▶ SUPPLIED RECORDS:
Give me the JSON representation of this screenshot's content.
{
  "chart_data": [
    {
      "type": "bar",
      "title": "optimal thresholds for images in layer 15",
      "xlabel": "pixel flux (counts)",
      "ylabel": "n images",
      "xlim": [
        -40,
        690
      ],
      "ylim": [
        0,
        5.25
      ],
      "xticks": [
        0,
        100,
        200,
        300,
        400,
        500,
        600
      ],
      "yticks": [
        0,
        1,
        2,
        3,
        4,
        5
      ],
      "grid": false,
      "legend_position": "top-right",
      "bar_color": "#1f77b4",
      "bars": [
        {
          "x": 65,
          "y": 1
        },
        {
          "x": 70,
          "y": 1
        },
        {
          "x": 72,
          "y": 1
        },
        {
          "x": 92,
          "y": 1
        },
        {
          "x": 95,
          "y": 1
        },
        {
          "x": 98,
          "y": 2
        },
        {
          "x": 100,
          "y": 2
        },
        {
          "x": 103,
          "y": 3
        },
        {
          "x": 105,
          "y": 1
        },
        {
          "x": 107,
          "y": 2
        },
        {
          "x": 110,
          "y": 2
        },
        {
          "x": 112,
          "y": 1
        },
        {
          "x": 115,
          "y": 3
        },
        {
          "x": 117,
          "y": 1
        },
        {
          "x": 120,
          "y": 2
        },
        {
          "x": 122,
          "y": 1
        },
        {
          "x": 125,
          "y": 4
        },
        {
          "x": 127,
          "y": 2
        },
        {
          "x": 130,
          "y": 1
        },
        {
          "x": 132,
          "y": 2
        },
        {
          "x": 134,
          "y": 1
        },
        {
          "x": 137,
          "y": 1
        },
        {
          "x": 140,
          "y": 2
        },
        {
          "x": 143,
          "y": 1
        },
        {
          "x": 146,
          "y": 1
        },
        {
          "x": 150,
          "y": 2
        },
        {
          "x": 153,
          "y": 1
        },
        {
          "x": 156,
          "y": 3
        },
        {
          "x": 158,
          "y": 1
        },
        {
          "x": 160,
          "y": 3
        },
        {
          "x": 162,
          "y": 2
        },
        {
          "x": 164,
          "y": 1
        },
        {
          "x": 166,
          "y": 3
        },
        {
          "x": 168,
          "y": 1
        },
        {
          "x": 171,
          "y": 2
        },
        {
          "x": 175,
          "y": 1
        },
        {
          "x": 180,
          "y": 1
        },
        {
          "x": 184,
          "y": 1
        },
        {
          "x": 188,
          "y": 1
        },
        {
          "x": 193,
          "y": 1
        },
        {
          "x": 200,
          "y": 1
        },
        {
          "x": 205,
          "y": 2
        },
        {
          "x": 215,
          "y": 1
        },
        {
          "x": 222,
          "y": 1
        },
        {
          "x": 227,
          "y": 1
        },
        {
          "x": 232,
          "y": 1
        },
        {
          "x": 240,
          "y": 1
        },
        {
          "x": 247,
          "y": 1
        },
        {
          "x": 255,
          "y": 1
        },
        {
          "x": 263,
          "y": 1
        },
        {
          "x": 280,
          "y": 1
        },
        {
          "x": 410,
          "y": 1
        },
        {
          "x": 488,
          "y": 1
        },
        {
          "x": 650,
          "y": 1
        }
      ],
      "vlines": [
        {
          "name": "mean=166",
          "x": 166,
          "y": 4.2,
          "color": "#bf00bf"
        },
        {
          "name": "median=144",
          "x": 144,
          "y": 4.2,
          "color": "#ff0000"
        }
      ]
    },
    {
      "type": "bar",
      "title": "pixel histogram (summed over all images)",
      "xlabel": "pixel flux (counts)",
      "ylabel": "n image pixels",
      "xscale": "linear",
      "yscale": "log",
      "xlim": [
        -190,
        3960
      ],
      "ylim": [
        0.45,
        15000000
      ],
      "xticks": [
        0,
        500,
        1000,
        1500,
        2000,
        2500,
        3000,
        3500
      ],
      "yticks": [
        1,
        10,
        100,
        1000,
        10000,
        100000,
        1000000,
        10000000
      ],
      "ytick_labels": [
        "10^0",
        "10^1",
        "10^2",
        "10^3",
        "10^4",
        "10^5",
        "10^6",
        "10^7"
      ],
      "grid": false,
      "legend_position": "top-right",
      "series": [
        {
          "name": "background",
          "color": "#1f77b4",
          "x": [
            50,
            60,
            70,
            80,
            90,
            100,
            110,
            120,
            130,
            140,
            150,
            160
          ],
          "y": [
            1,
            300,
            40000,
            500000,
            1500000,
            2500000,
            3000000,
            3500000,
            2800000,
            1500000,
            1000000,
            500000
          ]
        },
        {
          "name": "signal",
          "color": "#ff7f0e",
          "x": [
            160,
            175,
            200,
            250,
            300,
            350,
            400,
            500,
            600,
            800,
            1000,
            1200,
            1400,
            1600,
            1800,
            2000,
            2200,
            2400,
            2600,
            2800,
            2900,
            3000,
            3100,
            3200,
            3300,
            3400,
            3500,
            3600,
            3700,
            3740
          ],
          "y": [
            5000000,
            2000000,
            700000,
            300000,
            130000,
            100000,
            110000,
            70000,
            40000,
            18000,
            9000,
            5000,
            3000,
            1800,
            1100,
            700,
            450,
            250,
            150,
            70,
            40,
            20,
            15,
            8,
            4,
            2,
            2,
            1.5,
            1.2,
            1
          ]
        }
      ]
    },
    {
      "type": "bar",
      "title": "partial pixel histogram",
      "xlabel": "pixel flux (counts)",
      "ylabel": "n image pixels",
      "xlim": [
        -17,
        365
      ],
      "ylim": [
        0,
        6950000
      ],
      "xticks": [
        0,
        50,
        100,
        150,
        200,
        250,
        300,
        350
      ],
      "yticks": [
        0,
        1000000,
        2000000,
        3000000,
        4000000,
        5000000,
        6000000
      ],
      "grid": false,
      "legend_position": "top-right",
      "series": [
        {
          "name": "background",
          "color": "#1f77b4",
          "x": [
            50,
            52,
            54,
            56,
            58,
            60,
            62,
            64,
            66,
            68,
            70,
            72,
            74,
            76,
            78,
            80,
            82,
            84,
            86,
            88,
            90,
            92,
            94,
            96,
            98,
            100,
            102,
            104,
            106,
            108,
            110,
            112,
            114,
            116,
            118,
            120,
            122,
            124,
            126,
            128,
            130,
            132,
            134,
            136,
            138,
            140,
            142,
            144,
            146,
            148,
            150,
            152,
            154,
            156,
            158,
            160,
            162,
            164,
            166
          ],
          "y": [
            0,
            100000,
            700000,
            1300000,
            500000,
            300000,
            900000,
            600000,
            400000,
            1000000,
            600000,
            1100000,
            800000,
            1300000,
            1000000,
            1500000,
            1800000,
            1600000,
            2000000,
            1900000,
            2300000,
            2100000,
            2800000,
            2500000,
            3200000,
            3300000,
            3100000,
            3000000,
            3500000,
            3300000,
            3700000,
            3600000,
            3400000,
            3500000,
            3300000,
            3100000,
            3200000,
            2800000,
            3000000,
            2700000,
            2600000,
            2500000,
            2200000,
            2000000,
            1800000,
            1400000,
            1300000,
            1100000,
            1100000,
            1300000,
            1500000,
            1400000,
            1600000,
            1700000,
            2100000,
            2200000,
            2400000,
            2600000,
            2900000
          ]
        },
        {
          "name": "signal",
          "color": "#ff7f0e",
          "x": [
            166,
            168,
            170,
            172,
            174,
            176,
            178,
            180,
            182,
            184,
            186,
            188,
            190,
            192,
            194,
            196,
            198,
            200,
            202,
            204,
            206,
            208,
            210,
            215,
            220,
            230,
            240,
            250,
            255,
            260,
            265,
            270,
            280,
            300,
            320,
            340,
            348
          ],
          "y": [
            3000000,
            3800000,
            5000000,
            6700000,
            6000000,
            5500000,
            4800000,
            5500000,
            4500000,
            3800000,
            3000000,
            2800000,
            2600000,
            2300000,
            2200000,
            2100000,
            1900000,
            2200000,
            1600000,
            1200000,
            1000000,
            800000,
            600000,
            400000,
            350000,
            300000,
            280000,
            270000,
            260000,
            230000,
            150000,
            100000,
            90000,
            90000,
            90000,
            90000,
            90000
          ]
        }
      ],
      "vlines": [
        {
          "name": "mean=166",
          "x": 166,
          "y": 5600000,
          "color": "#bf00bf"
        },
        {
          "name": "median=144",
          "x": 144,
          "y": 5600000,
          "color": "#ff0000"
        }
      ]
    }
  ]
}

▶ REQUIRED TASK: Copy out each line of the listing that holds "histogram".

▶ RESULT FOR THIS TASK:
      "title": "pixel histogram (summed over all images)",
      "title": "partial pixel histogram",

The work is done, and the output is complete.